_Lines of data_
○ ○ ○ ○

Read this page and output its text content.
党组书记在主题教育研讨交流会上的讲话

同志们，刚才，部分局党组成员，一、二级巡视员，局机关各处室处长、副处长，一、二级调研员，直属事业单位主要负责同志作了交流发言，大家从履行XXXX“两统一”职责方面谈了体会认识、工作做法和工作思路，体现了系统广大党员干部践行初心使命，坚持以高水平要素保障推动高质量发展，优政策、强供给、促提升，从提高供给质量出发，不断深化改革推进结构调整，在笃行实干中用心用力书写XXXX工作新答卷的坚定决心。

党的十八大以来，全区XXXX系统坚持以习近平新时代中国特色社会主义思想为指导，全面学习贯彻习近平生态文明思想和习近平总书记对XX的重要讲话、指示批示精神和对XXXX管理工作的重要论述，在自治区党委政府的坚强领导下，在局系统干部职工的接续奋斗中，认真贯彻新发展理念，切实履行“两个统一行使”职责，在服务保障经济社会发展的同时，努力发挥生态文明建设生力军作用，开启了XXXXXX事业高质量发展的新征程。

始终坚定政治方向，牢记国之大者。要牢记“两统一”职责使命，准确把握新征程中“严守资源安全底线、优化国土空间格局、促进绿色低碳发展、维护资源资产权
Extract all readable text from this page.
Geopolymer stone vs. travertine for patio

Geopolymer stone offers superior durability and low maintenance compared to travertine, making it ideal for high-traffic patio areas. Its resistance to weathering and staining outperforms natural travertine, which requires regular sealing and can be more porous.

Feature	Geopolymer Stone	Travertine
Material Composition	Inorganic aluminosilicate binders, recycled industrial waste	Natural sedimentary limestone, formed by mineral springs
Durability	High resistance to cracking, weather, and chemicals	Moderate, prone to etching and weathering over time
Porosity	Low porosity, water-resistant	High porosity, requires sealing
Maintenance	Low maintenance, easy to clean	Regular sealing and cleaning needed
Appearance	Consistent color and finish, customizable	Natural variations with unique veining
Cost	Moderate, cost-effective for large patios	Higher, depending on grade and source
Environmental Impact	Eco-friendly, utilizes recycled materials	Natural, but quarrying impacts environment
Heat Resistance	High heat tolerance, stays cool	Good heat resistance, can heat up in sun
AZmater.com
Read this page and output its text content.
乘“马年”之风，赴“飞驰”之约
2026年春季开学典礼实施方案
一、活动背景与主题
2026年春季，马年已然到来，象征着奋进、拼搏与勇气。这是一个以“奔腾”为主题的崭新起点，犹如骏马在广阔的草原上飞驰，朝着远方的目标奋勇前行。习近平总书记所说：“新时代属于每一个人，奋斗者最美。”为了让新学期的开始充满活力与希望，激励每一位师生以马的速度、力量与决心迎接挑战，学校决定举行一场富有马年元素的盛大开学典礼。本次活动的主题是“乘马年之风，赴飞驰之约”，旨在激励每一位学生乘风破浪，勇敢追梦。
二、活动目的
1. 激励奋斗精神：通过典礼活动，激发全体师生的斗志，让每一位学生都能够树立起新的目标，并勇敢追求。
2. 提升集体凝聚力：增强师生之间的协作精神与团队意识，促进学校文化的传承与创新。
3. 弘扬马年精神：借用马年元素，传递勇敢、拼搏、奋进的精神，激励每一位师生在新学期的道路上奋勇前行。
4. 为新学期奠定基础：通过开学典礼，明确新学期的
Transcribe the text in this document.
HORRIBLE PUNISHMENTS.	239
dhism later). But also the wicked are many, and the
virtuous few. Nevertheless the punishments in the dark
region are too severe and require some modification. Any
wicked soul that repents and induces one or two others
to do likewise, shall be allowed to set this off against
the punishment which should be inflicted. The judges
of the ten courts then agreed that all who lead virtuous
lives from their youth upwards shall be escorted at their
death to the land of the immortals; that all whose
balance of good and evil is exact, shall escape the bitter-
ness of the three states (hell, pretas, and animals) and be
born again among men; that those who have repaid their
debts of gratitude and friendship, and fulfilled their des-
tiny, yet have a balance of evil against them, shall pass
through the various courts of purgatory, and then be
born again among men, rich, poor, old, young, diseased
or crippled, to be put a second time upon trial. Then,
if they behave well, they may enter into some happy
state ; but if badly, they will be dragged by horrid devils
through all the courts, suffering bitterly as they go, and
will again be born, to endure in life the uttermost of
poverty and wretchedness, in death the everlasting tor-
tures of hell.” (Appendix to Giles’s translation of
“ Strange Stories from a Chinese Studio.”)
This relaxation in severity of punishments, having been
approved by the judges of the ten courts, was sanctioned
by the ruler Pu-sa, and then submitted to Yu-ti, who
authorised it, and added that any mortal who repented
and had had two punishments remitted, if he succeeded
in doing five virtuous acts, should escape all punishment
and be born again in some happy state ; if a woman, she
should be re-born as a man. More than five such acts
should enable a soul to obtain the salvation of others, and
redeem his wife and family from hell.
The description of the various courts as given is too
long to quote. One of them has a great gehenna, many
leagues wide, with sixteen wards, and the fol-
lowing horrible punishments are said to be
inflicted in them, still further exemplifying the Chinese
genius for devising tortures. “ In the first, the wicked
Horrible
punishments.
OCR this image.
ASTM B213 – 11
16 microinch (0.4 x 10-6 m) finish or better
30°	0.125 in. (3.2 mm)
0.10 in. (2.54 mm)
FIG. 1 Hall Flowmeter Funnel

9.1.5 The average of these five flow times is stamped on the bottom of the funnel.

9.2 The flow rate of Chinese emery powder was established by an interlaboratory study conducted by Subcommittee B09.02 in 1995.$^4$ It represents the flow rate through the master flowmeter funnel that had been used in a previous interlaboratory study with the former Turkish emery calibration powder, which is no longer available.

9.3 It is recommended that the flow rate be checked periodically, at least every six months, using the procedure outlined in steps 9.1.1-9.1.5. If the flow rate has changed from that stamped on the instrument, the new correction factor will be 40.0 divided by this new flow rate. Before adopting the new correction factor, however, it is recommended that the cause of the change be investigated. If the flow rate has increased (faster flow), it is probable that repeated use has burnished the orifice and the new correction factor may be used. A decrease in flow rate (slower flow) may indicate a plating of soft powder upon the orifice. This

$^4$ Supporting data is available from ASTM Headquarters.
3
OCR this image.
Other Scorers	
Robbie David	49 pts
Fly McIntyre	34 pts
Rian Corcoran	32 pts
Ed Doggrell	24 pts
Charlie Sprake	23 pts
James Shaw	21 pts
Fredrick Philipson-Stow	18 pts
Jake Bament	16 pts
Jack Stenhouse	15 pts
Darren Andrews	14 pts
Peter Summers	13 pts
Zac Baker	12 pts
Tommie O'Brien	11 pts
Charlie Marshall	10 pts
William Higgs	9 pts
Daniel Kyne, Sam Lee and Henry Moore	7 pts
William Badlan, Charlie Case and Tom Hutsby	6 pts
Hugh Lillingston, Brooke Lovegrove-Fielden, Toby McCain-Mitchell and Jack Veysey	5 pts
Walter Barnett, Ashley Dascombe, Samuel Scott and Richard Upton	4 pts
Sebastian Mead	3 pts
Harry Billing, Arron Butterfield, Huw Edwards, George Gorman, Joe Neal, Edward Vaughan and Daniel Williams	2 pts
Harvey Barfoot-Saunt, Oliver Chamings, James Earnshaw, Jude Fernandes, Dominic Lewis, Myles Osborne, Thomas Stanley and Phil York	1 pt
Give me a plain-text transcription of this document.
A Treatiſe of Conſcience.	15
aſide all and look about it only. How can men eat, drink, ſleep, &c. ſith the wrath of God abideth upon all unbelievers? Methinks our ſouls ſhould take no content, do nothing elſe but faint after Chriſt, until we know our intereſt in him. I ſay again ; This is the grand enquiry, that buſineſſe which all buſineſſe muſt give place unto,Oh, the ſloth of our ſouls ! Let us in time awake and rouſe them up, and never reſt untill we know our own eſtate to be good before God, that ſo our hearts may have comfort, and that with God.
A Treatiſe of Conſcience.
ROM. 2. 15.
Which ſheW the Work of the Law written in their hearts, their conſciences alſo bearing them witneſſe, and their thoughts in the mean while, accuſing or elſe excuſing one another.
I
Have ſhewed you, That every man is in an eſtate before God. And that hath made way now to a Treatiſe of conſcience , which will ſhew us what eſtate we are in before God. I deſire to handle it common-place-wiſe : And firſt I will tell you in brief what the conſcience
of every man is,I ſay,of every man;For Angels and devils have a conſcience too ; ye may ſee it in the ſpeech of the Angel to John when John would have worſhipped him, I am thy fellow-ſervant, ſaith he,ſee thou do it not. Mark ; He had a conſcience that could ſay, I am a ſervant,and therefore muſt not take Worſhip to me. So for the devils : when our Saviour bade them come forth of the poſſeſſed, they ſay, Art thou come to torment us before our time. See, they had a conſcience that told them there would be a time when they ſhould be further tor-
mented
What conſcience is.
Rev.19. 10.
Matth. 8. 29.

○ ○ ○ ○

Scan the material for lines with the word "among", and copy each line you find.

born again among men; that those who have repaid their
born again among men, rich, poor, old, young, diseased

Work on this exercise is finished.